Description of the task
Copy each line below that includes the string "Google".

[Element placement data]
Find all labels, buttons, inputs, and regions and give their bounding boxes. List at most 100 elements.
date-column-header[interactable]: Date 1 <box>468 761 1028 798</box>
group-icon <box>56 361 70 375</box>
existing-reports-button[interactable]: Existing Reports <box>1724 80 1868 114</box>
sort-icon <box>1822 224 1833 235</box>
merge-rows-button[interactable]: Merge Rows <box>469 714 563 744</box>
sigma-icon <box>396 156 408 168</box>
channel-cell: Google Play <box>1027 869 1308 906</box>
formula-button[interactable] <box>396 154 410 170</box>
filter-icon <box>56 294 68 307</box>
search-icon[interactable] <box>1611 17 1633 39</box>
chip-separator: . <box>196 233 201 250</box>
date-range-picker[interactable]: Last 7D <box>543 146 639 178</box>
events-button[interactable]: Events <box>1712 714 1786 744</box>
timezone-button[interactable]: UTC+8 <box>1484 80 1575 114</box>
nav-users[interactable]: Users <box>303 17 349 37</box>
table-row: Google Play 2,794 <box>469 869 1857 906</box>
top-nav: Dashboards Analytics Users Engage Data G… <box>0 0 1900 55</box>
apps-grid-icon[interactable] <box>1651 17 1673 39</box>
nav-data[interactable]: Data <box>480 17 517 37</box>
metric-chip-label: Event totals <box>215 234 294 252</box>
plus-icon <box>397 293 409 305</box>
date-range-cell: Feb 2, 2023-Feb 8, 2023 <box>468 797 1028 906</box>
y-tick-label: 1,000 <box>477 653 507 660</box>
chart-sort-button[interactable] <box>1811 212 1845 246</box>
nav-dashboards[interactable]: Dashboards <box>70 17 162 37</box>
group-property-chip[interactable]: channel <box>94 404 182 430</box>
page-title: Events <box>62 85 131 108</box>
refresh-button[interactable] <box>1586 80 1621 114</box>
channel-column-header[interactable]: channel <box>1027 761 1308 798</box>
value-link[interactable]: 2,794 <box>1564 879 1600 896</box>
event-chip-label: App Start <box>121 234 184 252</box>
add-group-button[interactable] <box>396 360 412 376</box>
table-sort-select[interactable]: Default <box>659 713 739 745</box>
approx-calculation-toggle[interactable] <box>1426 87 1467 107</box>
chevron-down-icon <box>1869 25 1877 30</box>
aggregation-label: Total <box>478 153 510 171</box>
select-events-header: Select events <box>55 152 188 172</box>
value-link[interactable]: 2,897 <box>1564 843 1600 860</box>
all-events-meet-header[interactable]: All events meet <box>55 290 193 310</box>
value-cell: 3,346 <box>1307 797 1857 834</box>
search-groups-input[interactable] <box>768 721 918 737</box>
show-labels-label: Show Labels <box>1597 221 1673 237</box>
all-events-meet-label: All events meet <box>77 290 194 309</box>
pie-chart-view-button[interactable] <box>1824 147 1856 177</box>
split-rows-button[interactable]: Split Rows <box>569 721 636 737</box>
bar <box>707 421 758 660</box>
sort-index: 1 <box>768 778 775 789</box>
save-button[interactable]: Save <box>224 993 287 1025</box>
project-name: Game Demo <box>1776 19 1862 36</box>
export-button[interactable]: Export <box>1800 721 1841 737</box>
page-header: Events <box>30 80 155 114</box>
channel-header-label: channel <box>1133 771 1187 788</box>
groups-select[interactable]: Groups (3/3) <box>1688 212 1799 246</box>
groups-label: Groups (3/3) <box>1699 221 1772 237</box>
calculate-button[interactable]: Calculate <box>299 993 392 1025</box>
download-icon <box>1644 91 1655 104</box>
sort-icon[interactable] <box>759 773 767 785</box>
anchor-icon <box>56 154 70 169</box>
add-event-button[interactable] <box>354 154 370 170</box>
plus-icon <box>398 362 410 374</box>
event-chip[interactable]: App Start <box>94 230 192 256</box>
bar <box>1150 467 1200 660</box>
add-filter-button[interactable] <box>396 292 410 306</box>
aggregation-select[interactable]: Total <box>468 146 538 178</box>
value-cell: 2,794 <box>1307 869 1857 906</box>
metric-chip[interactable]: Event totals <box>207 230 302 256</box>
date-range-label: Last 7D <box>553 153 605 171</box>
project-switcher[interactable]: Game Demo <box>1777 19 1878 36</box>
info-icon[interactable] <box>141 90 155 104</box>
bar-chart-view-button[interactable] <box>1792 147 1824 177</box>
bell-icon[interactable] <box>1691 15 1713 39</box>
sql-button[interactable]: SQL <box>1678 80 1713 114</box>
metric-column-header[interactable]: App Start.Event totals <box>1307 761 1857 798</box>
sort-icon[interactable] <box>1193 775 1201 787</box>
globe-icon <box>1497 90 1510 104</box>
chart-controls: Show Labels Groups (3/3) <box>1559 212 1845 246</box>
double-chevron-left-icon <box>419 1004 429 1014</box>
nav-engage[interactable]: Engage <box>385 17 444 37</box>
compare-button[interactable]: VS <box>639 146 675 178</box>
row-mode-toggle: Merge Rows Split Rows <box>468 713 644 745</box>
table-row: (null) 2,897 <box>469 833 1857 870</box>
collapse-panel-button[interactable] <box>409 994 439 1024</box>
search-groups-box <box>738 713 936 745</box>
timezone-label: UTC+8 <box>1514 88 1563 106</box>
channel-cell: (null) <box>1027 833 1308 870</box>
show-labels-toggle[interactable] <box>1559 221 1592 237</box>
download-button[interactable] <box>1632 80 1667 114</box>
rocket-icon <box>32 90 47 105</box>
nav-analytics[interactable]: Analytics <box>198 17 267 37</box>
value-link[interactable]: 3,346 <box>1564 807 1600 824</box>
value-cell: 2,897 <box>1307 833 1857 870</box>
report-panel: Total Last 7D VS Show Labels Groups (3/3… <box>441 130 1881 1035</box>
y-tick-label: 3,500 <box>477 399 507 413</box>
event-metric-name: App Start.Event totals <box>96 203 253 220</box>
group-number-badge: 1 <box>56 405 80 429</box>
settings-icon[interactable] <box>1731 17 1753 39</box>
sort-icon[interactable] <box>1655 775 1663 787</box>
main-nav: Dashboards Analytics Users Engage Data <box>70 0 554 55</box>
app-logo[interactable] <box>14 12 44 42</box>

Solution to this task
channel-cell: Google Play <box>1027 869 1308 906</box>
table-row: Google Play 2,794 <box>469 869 1857 906</box>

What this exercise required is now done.